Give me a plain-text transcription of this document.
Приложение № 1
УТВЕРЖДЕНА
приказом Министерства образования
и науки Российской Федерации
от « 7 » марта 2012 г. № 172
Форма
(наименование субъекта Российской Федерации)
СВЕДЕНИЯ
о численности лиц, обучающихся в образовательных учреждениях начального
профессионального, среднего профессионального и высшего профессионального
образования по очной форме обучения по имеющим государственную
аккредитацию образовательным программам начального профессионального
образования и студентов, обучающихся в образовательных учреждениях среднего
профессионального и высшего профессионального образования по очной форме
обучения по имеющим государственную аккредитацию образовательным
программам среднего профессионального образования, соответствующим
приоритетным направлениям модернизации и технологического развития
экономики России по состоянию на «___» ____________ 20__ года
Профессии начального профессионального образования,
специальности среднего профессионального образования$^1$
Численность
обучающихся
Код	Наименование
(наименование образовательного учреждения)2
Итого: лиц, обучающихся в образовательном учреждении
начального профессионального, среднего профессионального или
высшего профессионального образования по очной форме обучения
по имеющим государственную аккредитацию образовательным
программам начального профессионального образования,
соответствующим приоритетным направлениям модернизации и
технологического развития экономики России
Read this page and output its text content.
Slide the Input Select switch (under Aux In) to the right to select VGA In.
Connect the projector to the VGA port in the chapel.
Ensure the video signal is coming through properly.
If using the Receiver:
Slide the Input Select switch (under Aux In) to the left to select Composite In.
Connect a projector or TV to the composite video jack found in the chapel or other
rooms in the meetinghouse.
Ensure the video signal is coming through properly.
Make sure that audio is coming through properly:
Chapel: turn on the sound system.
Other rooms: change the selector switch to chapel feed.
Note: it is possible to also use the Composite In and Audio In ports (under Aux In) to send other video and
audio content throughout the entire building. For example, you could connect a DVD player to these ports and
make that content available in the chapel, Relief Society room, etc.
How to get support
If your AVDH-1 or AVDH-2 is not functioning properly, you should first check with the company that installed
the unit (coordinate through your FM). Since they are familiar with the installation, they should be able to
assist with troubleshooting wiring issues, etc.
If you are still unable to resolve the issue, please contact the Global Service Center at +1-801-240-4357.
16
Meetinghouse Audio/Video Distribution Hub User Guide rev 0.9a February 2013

+ + + +

## EXERCISE PROMPT
Return every line of the material exactly.

## FULL SOLUTION
Give me a plain-text transcription of this document.
Приложение № 1
УТВЕРЖДЕНА
приказом Министерства образования
и науки Российской Федерации
от « 7 » марта 2012 г. № 172
Форма
(наименование субъекта Российской Федерации)
СВЕДЕНИЯ
о численности лиц, обучающихся в образовательных учреждениях начального
профессионального, среднего профессионального и высшего профессионального
образования по очной форме обучения по имеющим государственную
аккредитацию образовательным программам начального профессионального
образования и студентов, обучающихся в образовательных учреждениях среднего
профессионального и высшего профессионального образования по очной форме
обучения по имеющим государственную аккредитацию образовательным
программам среднего профессионального образования, соответствующим
приоритетным направлениям модернизации и технологического развития
экономики России по состоянию на «___» ____________ 20__ года
Профессии начального профессионального образования,
специальности среднего профессионального образования$^1$
Численность
обучающихся
Код	Наименование
(наименование образовательного учреждения)2
Итого: лиц, обучающихся в образовательном учреждении
начального профессионального, среднего профессионального или
высшего профессионального образования по очной форме обучения
по имеющим государственную аккредитацию образовательным
программам начального профессионального образования,
соответствующим приоритетным направлениям модернизации и
технологического развития экономики России
Read this page and output its text content.
Slide the Input Select switch (under Aux In) to the right to select VGA In.
Connect the projector to the VGA port in the chapel.
Ensure the video signal is coming through properly.
If using the Receiver:
Slide the Input Select switch (under Aux In) to the left to select Composite In.
Connect a projector or TV to the composite video jack found in the chapel or other
rooms in the meetinghouse.
Ensure the video signal is coming through properly.
Make sure that audio is coming through properly:
Chapel: turn on the sound system.
Other rooms: change the selector switch to chapel feed.
Note: it is possible to also use the Composite In and Audio In ports (under Aux In) to send other video and
audio content throughout the entire building. For example, you could connect a DVD player to these ports and
make that content available in the chapel, Relief Society room, etc.
How to get support
If your AVDH-1 or AVDH-2 is not functioning properly, you should first check with the company that installed
the unit (coordinate through your FM). Since they are familiar with the installation, they should be able to
assist with troubleshooting wiring issues, etc.
If you are still unable to resolve the issue, please contact the Global Service Center at +1-801-240-4357.
16
Meetinghouse Audio/Video Distribution Hub User Guide rev 0.9a February 2013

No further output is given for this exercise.